[start of INPUT FOR THIS TASK]
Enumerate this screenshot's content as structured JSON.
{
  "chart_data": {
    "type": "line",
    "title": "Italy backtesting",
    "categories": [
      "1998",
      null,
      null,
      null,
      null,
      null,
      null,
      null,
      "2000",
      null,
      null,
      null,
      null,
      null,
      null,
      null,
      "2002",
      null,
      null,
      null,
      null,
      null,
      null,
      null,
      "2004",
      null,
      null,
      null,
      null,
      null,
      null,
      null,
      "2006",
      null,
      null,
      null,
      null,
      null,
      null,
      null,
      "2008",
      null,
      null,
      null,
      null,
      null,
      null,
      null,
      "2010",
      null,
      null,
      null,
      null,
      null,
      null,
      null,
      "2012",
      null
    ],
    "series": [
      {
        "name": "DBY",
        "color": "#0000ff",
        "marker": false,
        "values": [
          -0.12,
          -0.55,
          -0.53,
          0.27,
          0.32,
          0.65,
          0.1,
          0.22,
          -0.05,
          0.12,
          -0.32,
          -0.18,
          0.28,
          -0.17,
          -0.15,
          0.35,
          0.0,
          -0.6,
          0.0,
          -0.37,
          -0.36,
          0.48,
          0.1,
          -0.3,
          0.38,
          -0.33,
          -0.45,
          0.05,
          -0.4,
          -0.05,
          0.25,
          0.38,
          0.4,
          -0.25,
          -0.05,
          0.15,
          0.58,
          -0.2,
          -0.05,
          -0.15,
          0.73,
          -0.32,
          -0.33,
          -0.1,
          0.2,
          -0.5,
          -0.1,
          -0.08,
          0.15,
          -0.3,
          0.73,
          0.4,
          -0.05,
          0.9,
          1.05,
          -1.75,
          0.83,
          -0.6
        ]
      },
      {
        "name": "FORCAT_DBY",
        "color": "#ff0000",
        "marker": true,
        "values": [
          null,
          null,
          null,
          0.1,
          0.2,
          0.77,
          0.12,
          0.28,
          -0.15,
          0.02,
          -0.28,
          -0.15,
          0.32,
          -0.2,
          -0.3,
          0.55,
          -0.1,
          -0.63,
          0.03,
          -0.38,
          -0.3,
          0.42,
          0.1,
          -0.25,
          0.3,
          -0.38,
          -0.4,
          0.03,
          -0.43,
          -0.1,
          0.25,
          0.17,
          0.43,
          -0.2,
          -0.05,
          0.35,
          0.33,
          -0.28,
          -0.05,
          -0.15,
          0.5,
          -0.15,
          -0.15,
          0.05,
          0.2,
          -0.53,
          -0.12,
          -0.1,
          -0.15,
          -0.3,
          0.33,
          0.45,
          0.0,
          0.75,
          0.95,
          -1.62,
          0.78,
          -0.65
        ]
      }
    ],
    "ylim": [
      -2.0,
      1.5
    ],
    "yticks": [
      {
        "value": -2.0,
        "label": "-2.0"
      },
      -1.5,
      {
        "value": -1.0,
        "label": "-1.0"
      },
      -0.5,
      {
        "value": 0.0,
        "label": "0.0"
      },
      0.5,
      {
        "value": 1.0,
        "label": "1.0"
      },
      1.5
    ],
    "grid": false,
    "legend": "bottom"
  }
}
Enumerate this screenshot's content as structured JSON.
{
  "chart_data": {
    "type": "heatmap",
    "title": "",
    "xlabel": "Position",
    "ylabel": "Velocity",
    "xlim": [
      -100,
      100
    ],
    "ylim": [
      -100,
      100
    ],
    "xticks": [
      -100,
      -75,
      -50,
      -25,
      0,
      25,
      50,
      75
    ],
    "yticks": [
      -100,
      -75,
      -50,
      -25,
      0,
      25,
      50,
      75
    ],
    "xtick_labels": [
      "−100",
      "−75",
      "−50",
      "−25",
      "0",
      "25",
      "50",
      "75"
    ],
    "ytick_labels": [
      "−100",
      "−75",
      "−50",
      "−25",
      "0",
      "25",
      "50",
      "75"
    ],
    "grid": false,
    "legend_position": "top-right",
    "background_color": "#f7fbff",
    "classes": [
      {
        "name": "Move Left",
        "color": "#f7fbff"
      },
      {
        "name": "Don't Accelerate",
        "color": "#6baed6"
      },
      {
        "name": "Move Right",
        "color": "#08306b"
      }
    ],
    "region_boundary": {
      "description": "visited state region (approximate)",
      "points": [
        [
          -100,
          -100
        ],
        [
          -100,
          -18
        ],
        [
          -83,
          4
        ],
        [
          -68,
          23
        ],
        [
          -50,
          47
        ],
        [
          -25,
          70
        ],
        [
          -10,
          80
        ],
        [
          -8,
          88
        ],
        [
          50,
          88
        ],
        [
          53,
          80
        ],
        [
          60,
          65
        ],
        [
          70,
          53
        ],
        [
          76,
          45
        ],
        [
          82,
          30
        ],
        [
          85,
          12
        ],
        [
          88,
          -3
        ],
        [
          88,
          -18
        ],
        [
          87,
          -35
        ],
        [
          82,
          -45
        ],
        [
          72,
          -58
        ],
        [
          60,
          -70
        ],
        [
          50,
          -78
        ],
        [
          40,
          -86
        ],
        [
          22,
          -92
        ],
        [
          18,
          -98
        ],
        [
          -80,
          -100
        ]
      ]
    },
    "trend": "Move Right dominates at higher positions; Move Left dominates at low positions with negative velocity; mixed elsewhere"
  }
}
[end of INPUT FOR THIS TASK]
EXERCISE REQUIREMENTS:
Display every line of the listing that contains the string "Move".

RESULT:
        "name": "Move Left",
        "name": "Move Right",
    "trend": "Move Right dominates at higher positions; Move Left dominates at low positions with negative velocity; mixed elsewhere"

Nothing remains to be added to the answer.